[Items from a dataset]
◇ ◇ ◇ ◇

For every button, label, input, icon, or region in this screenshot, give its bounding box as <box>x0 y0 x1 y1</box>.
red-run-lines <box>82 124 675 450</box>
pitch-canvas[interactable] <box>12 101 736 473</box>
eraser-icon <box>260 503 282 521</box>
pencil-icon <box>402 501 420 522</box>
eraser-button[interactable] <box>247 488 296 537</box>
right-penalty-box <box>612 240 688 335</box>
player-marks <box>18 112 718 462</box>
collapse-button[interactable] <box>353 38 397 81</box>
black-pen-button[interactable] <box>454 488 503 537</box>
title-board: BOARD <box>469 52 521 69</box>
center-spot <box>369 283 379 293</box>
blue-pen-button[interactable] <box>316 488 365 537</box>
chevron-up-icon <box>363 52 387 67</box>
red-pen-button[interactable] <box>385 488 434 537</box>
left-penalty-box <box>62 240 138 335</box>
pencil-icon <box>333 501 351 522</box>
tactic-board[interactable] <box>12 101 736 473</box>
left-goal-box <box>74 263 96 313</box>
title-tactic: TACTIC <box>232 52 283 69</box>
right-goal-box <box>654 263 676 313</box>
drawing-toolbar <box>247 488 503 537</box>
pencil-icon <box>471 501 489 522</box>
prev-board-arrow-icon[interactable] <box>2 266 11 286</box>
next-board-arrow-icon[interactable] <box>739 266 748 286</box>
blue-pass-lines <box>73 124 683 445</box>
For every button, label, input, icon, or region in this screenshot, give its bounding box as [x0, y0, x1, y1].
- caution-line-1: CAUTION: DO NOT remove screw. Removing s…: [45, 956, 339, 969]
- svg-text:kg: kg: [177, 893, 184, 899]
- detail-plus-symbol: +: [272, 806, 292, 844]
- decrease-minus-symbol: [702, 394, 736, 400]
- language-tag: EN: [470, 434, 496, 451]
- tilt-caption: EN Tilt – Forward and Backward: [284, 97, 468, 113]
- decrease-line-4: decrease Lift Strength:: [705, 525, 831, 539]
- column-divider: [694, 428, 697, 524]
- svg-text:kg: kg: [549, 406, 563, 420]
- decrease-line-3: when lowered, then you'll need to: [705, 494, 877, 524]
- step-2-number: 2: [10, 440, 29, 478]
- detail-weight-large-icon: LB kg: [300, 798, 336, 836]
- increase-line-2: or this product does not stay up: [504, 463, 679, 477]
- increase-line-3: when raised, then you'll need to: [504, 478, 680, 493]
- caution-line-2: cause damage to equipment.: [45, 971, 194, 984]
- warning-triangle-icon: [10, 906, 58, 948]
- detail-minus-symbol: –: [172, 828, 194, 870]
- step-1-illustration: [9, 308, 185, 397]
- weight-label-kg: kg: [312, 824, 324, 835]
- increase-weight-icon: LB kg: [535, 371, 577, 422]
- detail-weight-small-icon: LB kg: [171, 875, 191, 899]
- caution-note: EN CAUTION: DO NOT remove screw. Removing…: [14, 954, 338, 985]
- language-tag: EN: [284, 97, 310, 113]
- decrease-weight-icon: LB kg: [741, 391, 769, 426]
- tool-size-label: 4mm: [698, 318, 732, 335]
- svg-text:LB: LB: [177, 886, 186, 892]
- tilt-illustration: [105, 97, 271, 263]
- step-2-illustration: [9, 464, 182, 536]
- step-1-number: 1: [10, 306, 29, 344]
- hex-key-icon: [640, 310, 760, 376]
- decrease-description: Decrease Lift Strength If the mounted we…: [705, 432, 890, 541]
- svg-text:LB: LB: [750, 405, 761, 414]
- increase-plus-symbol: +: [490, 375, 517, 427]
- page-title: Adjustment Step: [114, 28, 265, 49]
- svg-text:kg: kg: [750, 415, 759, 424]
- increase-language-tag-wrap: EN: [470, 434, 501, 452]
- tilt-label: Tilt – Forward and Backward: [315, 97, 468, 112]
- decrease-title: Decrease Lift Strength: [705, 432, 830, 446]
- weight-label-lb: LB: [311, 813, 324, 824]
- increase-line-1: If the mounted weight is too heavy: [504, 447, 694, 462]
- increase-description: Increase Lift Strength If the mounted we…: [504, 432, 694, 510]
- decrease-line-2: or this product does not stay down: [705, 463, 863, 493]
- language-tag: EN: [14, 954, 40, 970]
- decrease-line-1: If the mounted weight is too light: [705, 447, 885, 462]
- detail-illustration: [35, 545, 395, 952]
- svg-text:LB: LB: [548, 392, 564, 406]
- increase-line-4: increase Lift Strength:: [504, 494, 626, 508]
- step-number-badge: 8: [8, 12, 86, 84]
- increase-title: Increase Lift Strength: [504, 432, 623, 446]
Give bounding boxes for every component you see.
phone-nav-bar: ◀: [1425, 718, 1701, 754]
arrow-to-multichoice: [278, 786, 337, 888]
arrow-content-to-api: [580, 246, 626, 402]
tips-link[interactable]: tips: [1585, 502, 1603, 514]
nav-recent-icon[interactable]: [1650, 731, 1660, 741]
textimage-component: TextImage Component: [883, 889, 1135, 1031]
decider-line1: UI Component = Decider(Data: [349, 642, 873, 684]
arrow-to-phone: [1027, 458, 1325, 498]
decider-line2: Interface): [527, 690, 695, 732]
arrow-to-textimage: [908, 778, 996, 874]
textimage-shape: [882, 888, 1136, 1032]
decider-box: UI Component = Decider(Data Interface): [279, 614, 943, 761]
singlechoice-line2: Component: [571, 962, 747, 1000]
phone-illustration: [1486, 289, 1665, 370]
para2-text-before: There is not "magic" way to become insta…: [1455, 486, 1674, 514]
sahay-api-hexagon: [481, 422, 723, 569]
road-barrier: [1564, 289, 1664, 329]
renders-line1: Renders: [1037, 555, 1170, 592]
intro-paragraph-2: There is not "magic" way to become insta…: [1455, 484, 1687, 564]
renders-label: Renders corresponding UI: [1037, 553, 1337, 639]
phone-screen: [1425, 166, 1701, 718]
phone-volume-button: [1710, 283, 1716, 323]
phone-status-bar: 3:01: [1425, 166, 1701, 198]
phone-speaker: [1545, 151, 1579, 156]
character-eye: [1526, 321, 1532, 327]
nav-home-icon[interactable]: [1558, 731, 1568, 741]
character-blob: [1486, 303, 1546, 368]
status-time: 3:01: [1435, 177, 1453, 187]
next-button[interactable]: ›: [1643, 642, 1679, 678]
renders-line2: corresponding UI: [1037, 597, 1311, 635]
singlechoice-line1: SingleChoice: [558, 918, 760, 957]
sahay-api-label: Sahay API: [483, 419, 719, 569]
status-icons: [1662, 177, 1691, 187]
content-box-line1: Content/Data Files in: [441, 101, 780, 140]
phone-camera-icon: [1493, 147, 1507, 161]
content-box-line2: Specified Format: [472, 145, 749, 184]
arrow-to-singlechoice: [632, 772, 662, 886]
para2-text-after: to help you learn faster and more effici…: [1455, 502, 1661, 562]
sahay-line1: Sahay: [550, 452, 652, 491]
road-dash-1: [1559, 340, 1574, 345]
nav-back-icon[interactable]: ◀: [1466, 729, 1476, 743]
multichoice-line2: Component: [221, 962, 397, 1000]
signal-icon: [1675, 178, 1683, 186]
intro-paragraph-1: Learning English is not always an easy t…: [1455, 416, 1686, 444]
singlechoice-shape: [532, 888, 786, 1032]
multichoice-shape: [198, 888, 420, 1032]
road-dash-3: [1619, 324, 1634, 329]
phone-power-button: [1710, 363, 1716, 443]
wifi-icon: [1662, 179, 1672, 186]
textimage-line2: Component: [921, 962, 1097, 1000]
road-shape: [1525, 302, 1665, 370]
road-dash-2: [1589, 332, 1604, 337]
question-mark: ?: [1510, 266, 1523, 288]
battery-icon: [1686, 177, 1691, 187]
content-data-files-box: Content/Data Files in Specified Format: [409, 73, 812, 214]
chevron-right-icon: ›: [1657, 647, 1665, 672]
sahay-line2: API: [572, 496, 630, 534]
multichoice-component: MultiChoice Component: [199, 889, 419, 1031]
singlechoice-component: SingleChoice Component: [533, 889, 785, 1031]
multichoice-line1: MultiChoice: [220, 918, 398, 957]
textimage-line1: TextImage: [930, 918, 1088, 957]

◇ ◇ ◇ ◇

• [EXERCISE DIRECTIONS]: Reproduce verbatim the records above, starting at their first line and ending at the line that contains "- decrease-line-4: decrease", with both end lines included.

• [RESPONSE]:
For every button, label, input, icon, or region in this screenshot, give its bounding box as <box>x0 y0 x1 y1</box>.
red-run-lines <box>82 124 675 450</box>
pitch-canvas[interactable] <box>12 101 736 473</box>
eraser-icon <box>260 503 282 521</box>
pencil-icon <box>402 501 420 522</box>
eraser-button[interactable] <box>247 488 296 537</box>
right-penalty-box <box>612 240 688 335</box>
player-marks <box>18 112 718 462</box>
collapse-button[interactable] <box>353 38 397 81</box>
black-pen-button[interactable] <box>454 488 503 537</box>
title-board: BOARD <box>469 52 521 69</box>
center-spot <box>369 283 379 293</box>
blue-pen-button[interactable] <box>316 488 365 537</box>
chevron-up-icon <box>363 52 387 67</box>
red-pen-button[interactable] <box>385 488 434 537</box>
left-penalty-box <box>62 240 138 335</box>
pencil-icon <box>333 501 351 522</box>
tactic-board[interactable] <box>12 101 736 473</box>
left-goal-box <box>74 263 96 313</box>
title-tactic: TACTIC <box>232 52 283 69</box>
right-goal-box <box>654 263 676 313</box>
drawing-toolbar <box>247 488 503 537</box>
pencil-icon <box>471 501 489 522</box>
prev-board-arrow-icon[interactable] <box>2 266 11 286</box>
next-board-arrow-icon[interactable] <box>739 266 748 286</box>
blue-pass-lines <box>73 124 683 445</box>
For every button, label, input, icon, or region in this screenshot, give its bounding box as [x0, y0, x1, y1].
- caution-line-1: CAUTION: DO NOT remove screw. Removing s…: [45, 956, 339, 969]
- svg-text:kg: kg: [177, 893, 184, 899]
- detail-plus-symbol: +: [272, 806, 292, 844]
- decrease-minus-symbol: [702, 394, 736, 400]
- language-tag: EN: [470, 434, 496, 451]
- tilt-caption: EN Tilt – Forward and Backward: [284, 97, 468, 113]
- decrease-line-4: decrease Lift Strength:: [705, 525, 831, 539]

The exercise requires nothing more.